(Dataset records)
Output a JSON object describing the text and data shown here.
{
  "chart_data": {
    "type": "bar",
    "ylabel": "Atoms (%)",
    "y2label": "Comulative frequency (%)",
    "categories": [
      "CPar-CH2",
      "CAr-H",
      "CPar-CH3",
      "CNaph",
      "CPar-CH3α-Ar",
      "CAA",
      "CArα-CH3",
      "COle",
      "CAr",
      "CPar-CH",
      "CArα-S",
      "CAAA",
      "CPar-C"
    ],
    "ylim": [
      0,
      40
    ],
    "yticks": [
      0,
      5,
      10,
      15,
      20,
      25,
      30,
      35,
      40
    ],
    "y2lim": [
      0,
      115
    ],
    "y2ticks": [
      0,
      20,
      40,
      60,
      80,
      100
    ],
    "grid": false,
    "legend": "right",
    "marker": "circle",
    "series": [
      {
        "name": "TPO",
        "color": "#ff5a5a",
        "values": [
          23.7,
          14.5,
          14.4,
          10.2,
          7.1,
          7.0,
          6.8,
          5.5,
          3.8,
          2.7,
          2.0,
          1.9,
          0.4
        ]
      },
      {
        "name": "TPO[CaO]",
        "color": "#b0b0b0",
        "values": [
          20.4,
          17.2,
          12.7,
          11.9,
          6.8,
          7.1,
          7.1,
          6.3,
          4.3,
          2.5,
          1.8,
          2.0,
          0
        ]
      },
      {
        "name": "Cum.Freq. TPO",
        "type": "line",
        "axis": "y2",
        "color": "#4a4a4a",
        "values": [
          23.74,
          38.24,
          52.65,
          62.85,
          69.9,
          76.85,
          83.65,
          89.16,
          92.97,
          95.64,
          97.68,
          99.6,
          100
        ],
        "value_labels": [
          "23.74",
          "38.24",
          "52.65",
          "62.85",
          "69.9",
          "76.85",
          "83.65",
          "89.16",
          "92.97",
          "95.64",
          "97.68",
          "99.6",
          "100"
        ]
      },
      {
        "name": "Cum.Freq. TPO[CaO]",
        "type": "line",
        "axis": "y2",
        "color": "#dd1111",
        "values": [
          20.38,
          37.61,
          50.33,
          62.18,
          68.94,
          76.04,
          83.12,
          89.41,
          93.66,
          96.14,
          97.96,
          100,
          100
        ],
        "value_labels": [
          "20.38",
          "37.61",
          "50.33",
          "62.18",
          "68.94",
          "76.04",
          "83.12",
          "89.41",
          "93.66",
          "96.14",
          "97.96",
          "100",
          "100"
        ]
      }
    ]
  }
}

# Directive
Reproduce all data above, unchanged.

# Solution for this task
Output a JSON object describing the text and data shown here.
{
  "chart_data": {
    "type": "bar",
    "ylabel": "Atoms (%)",
    "y2label": "Comulative frequency (%)",
    "categories": [
      "CPar-CH2",
      "CAr-H",
      "CPar-CH3",
      "CNaph",
      "CPar-CH3α-Ar",
      "CAA",
      "CArα-CH3",
      "COle",
      "CAr",
      "CPar-CH",
      "CArα-S",
      "CAAA",
      "CPar-C"
    ],
    "ylim": [
      0,
      40
    ],
    "yticks": [
      0,
      5,
      10,
      15,
      20,
      25,
      30,
      35,
      40
    ],
    "y2lim": [
      0,
      115
    ],
    "y2ticks": [
      0,
      20,
      40,
      60,
      80,
      100
    ],
    "grid": false,
    "legend": "right",
    "marker": "circle",
    "series": [
      {
        "name": "TPO",
        "color": "#ff5a5a",
        "values": [
          23.7,
          14.5,
          14.4,
          10.2,
          7.1,
          7.0,
          6.8,
          5.5,
          3.8,
          2.7,
          2.0,
          1.9,
          0.4
        ]
      },
      {
        "name": "TPO[CaO]",
        "color": "#b0b0b0",
        "values": [
          20.4,
          17.2,
          12.7,
          11.9,
          6.8,
          7.1,
          7.1,
          6.3,
          4.3,
          2.5,
          1.8,
          2.0,
          0
        ]
      },
      {
        "name": "Cum.Freq. TPO",
        "type": "line",
        "axis": "y2",
        "color": "#4a4a4a",
        "values": [
          23.74,
          38.24,
          52.65,
          62.85,
          69.9,
          76.85,
          83.65,
          89.16,
          92.97,
          95.64,
          97.68,
          99.6,
          100
        ],
        "value_labels": [
          "23.74",
          "38.24",
          "52.65",
          "62.85",
          "69.9",
          "76.85",
          "83.65",
          "89.16",
          "92.97",
          "95.64",
          "97.68",
          "99.6",
          "100"
        ]
      },
      {
        "name": "Cum.Freq. TPO[CaO]",
        "type": "line",
        "axis": "y2",
        "color": "#dd1111",
        "values": [
          20.38,
          37.61,
          50.33,
          62.18,
          68.94,
          76.04,
          83.12,
          89.41,
          93.66,
          96.14,
          97.96,
          100,
          100
        ],
        "value_labels": [
          "20.38",
          "37.61",
          "50.33",
          "62.18",
          "68.94",
          "76.04",
          "83.12",
          "89.41",
          "93.66",
          "96.14",
          "97.96",
          "100",
          "100"
        ]
      }
    ]
  }
}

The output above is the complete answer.